> [Set task]: Repeat every entry word for word, skipping the pictures.

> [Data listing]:

=-=-=-=-=

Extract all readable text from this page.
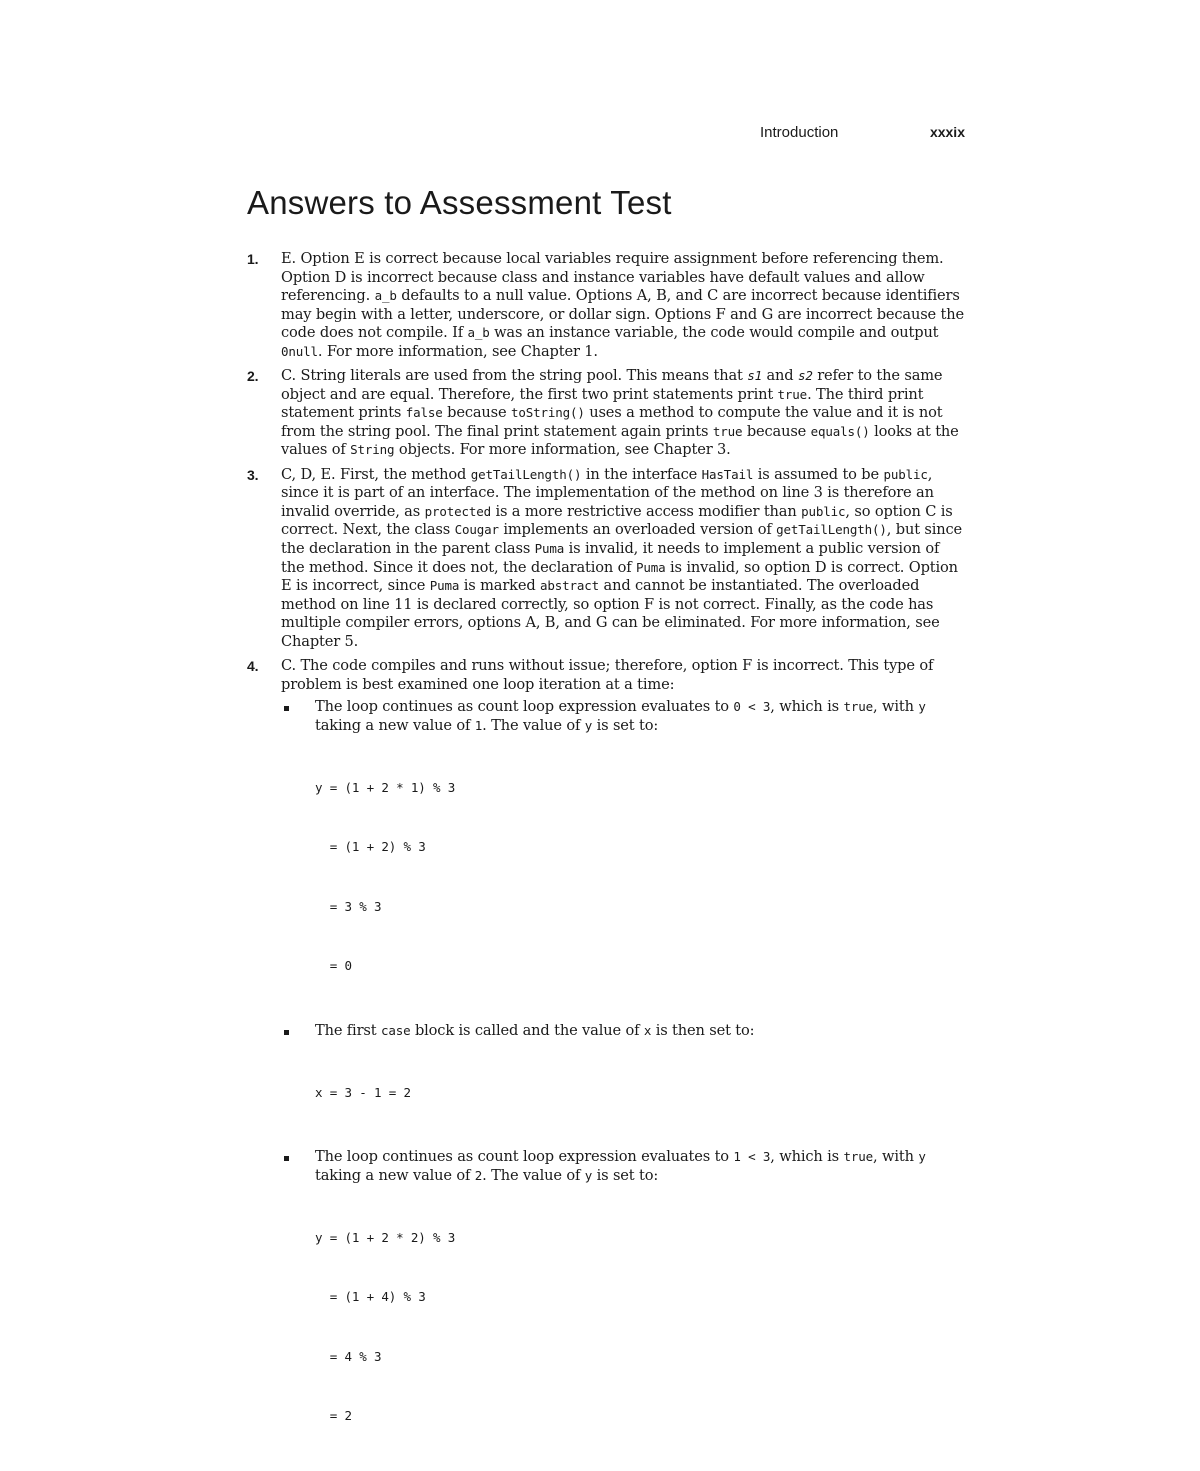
Introduction	xxxix
Answers to Assessment Test
1. E. Option E is correct because local variables require assignment before referencing them. Option D is incorrect because class and instance variables have default values and allow referencing. a_b defaults to a null value. Options A, B, and C are incorrect because identifiers may begin with a letter, underscore, or dollar sign. Options F and G are incorrect because the code does not compile. If a_b was an instance variable, the code would compile and output 0null. For more information, see Chapter 1.
2. C. String literals are used from the string pool. This means that s1 and s2 refer to the same object and are equal. Therefore, the first two print statements print true. The third print statement prints false because toString() uses a method to compute the value and it is not from the string pool. The final print statement again prints true because equals() looks at the values of String objects. For more information, see Chapter 3.
3. C, D, E. First, the method getTailLength() in the interface HasTail is assumed to be public, since it is part of an interface. The implementation of the method on line 3 is therefore an invalid override, as protected is a more restrictive access modifier than public, so option C is correct. Next, the class Cougar implements an overloaded version of getTailLength(), but since the declaration in the parent class Puma is invalid, it needs to implement a public version of the method. Since it does not, the declaration of Puma is invalid, so option D is correct. Option E is incorrect, since Puma is marked abstract and cannot be instantiated. The overloaded method on line 11 is declared correctly, so option F is not correct. Finally, as the code has multiple compiler errors, options A, B, and G can be eliminated. For more information, see Chapter 5.
4. C. The code compiles and runs without issue; therefore, option F is incorrect. This type of problem is best examined one loop iteration at a time:
The loop continues as count loop expression evaluates to 0 < 3, which is true, with y taking a new value of 1. The value of y is set to:

y = (1 + 2 * 1) % 3

= (1 + 2) % 3

= 3 % 3

= 0

The first case block is called and the value of x is then set to:

x = 3 - 1 = 2

The loop continues as count loop expression evaluates to 1 < 3, which is true, with y taking a new value of 2. The value of y is set to:

y = (1 + 2 * 2) % 3

= (1 + 4) % 3

= 4 % 3

= 2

=-=-=-=-=

> [Complete answer]:
Extract all readable text from this page.
Introduction	xxxix
Answers to Assessment Test
1. E. Option E is correct because local variables require assignment before referencing them. Option D is incorrect because class and instance variables have default values and allow referencing. a_b defaults to a null value. Options A, B, and C are incorrect because identifiers may begin with a letter, underscore, or dollar sign. Options F and G are incorrect because the code does not compile. If a_b was an instance variable, the code would compile and output 0null. For more information, see Chapter 1.
2. C. String literals are used from the string pool. This means that s1 and s2 refer to the same object and are equal. Therefore, the first two print statements print true. The third print statement prints false because toString() uses a method to compute the value and it is not from the string pool. The final print statement again prints true because equals() looks at the values of String objects. For more information, see Chapter 3.
3. C, D, E. First, the method getTailLength() in the interface HasTail is assumed to be public, since it is part of an interface. The implementation of the method on line 3 is therefore an invalid override, as protected is a more restrictive access modifier than public, so option C is correct. Next, the class Cougar implements an overloaded version of getTailLength(), but since the declaration in the parent class Puma is invalid, it needs to implement a public version of the method. Since it does not, the declaration of Puma is invalid, so option D is correct. Option E is incorrect, since Puma is marked abstract and cannot be instantiated. The overloaded method on line 11 is declared correctly, so option F is not correct. Finally, as the code has multiple compiler errors, options A, B, and G can be eliminated. For more information, see Chapter 5.
4. C. The code compiles and runs without issue; therefore, option F is incorrect. This type of problem is best examined one loop iteration at a time:
The loop continues as count loop expression evaluates to 0 < 3, which is true, with y taking a new value of 1. The value of y is set to:

y = (1 + 2 * 1) % 3

= (1 + 2) % 3

= 3 % 3

= 0

The first case block is called and the value of x is then set to:

x = 3 - 1 = 2

The loop continues as count loop expression evaluates to 1 < 3, which is true, with y taking a new value of 2. The value of y is set to:

y = (1 + 2 * 2) % 3

= (1 + 4) % 3

= 4 % 3

= 2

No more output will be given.